• **ACTIVITY LIST**
A - In the text on growing monkey grass, what daytime temperature range does lariope prefer?
B - Using the text on growing monkey grass, explain why lariope should not be watered every day during its first season.

• **TEXT EXCERPT**
[Start of section]
Lariope needs regular watering during their first season of growth. However, avoid watering them every day because it makes the soil soggy. After they become established, they are considerably resistant to drought and can go quite a long while without water.
Monkey Grass prefers partially shaded locations, but they do just as well in areas receiving full sun. It will even be alive in a completely shady area, although that is not recommended. A heavy shade will make the foliage larger in size, and lariope will spread slower.
The lariope can survive on almost all kinds of soil. The only thing it cannot survive is boggy or wet soil. Also, it does better when the soil is acidic in nature.
Monkey Grass doesn’t need much external feeding. However, you can still give them a dose of 10-10-10 slow-release fertilizer for shrubs and trees at the beginning of spring. A cup usually requires about a quarter cup. This can boost the plant’s growth rate and spread.
Another name for lariope is the “creeping lilyturf”. This is a good sign that the plant has an invasive nature. They can spread aggressively when left to their own devices. Mississippi, Alabama, Louisiana, North Carolina, Georgia, and Virginia are all states where lariope can be a problem.
Growing Monkey Grass in containers
Choose well-drained and moist soil for the pot in which you want to grow the lariope. Ensure that the container has enough room for the plant to grow over the next 2 to 3 years. This means the container should be at least three inches deeper and longer than the plant’s size. Also, the containers should have quite a few drainage holes. Finally, lariope in containers prefer being slightly rootbound.
Care & tips
Lariope like moderately warm temperatures during the daytime, in a range between 68 and 75 degrees F. It will have higher chances of dying in colder climates. During winter, cover the lariope with a layer of leaves. This will protect it from plant death or stress in wintry climates.
The ornamental lariope need a session of trimming to keep their appearance clean during the end of every winter or the beginning of every spring. After the death of the flowers, remove the stems along with withered foliage.
Similar to indoor plants, lariope are also susceptible to aphids and mealybugs. The best medicine for them is horticultural oil. The plant can also attract snails and slugs. Use diatomaceous earth to keep them away.
[End of section]
[Document structure recognition data]
[Start of section]
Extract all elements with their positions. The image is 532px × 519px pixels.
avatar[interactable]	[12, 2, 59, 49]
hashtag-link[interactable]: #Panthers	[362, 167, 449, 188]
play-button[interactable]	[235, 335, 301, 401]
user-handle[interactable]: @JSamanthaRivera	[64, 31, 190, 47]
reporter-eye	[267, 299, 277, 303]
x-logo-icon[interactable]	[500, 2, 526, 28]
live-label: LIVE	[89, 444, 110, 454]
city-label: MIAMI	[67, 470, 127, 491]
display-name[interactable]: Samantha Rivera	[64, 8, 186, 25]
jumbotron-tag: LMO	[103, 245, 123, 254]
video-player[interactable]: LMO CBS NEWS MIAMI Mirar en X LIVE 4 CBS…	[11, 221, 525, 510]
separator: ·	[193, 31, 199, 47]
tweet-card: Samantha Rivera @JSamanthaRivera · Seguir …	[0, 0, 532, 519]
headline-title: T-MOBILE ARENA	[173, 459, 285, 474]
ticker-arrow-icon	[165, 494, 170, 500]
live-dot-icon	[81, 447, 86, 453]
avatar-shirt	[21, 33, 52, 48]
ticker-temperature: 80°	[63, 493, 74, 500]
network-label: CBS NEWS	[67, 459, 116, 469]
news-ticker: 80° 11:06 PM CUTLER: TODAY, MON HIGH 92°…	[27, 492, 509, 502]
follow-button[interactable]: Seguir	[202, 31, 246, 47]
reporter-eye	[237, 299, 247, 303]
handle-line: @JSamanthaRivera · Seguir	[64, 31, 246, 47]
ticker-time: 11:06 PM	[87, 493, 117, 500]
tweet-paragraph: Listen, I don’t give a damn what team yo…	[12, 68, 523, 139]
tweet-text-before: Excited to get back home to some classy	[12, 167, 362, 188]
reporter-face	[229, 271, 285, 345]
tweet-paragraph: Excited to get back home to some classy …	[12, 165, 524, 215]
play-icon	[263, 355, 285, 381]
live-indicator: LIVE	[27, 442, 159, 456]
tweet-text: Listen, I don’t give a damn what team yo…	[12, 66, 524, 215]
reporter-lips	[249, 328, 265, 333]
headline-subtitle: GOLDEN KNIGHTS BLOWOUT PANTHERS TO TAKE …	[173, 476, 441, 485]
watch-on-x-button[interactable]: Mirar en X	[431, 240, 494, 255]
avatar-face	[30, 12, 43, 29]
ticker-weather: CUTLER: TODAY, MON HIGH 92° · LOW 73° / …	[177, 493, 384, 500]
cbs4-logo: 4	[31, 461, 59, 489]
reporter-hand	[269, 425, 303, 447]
[End of section]
• **EXPECTED OUTPUTS**
A - Lariope prefers daytime temperatures between 68 and 75 degrees F.

B - Lariope needs regular watering in its first season, but daily watering makes the soil soggy. The text states that the plant can survive almost any soil except boggy or wet soil.